[PROBLEM REQUIREMENTS]:
Would you copy out the whole listing exactly as given?

________________________________________

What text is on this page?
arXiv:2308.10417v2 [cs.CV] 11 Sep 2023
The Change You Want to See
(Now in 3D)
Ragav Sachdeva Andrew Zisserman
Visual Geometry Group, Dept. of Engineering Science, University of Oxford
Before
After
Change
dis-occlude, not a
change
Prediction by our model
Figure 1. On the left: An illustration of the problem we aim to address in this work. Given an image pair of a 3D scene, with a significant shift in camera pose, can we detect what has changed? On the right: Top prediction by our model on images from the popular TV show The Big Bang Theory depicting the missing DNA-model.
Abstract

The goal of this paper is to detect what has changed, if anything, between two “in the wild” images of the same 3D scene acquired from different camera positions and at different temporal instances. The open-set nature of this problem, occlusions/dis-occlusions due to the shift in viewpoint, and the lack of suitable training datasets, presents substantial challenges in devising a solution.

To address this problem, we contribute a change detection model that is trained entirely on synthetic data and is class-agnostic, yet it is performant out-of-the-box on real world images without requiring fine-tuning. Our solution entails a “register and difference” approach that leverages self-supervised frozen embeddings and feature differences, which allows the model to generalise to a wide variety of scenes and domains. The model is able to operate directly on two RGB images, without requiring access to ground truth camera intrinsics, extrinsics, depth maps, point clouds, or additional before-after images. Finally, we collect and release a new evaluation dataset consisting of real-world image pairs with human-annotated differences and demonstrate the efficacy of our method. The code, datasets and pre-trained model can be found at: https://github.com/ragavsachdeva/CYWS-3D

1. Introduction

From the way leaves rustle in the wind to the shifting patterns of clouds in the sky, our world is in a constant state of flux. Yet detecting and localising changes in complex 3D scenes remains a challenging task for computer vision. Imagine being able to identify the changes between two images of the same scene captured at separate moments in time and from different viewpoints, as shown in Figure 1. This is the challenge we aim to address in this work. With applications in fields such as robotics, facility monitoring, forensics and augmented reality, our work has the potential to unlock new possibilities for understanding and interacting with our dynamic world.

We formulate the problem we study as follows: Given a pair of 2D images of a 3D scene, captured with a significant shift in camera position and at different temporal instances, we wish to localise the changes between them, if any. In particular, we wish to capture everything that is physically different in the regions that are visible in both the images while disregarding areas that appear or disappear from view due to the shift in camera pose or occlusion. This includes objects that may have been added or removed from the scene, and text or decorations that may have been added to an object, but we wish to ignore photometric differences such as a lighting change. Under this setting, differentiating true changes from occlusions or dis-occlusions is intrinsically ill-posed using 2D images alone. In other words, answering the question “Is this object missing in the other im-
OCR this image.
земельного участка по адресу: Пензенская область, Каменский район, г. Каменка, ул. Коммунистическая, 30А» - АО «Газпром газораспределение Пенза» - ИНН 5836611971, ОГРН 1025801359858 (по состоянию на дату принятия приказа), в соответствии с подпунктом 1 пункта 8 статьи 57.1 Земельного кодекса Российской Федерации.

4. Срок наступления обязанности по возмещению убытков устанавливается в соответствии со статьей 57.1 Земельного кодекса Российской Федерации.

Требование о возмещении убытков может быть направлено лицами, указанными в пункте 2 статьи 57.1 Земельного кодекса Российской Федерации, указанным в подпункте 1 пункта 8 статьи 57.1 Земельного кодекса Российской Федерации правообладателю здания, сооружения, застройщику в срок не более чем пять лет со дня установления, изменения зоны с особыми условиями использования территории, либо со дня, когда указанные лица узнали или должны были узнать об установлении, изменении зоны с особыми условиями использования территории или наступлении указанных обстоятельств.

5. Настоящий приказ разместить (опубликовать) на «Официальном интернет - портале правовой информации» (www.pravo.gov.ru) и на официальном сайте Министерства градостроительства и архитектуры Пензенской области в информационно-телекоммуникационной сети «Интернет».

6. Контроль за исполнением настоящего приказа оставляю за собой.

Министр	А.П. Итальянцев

________________________________________

[WRITTEN RESPONSE]:
What text is on this page?
arXiv:2308.10417v2 [cs.CV] 11 Sep 2023
The Change You Want to See
(Now in 3D)
Ragav Sachdeva Andrew Zisserman
Visual Geometry Group, Dept. of Engineering Science, University of Oxford
Before
After
Change
dis-occlude, not a
change
Prediction by our model
Figure 1. On the left: An illustration of the problem we aim to address in this work. Given an image pair of a 3D scene, with a significant shift in camera pose, can we detect what has changed? On the right: Top prediction by our model on images from the popular TV show The Big Bang Theory depicting the missing DNA-model.
Abstract

The goal of this paper is to detect what has changed, if anything, between two “in the wild” images of the same 3D scene acquired from different camera positions and at different temporal instances. The open-set nature of this problem, occlusions/dis-occlusions due to the shift in viewpoint, and the lack of suitable training datasets, presents substantial challenges in devising a solution.

To address this problem, we contribute a change detection model that is trained entirely on synthetic data and is class-agnostic, yet it is performant out-of-the-box on real world images without requiring fine-tuning. Our solution entails a “register and difference” approach that leverages self-supervised frozen embeddings and feature differences, which allows the model to generalise to a wide variety of scenes and domains. The model is able to operate directly on two RGB images, without requiring access to ground truth camera intrinsics, extrinsics, depth maps, point clouds, or additional before-after images. Finally, we collect and release a new evaluation dataset consisting of real-world image pairs with human-annotated differences and demonstrate the efficacy of our method. The code, datasets and pre-trained model can be found at: https://github.com/ragavsachdeva/CYWS-3D

1. Introduction

From the way leaves rustle in the wind to the shifting patterns of clouds in the sky, our world is in a constant state of flux. Yet detecting and localising changes in complex 3D scenes remains a challenging task for computer vision. Imagine being able to identify the changes between two images of the same scene captured at separate moments in time and from different viewpoints, as shown in Figure 1. This is the challenge we aim to address in this work. With applications in fields such as robotics, facility monitoring, forensics and augmented reality, our work has the potential to unlock new possibilities for understanding and interacting with our dynamic world.

We formulate the problem we study as follows: Given a pair of 2D images of a 3D scene, captured with a significant shift in camera position and at different temporal instances, we wish to localise the changes between them, if any. In particular, we wish to capture everything that is physically different in the regions that are visible in both the images while disregarding areas that appear or disappear from view due to the shift in camera pose or occlusion. This includes objects that may have been added or removed from the scene, and text or decorations that may have been added to an object, but we wish to ignore photometric differences such as a lighting change. Under this setting, differentiating true changes from occlusions or dis-occlusions is intrinsically ill-posed using 2D images alone. In other words, answering the question “Is this object missing in the other im-
OCR this image.
земельного участка по адресу: Пензенская область, Каменский район, г. Каменка, ул. Коммунистическая, 30А» - АО «Газпром газораспределение Пенза» - ИНН 5836611971, ОГРН 1025801359858 (по состоянию на дату принятия приказа), в соответствии с подпунктом 1 пункта 8 статьи 57.1 Земельного кодекса Российской Федерации.

4. Срок наступления обязанности по возмещению убытков устанавливается в соответствии со статьей 57.1 Земельного кодекса Российской Федерации.

Требование о возмещении убытков может быть направлено лицами, указанными в пункте 2 статьи 57.1 Земельного кодекса Российской Федерации, указанным в подпункте 1 пункта 8 статьи 57.1 Земельного кодекса Российской Федерации правообладателю здания, сооружения, застройщику в срок не более чем пять лет со дня установления, изменения зоны с особыми условиями использования территории, либо со дня, когда указанные лица узнали или должны были узнать об установлении, изменении зоны с особыми условиями использования территории или наступлении указанных обстоятельств.

5. Настоящий приказ разместить (опубликовать) на «Официальном интернет - портале правовой информации» (www.pravo.gov.ru) и на официальном сайте Министерства градостроительства и архитектуры Пензенской области в информационно-телекоммуникационной сети «Интернет».

6. Контроль за исполнением настоящего приказа оставляю за собой.

Министр	А.П. Итальянцев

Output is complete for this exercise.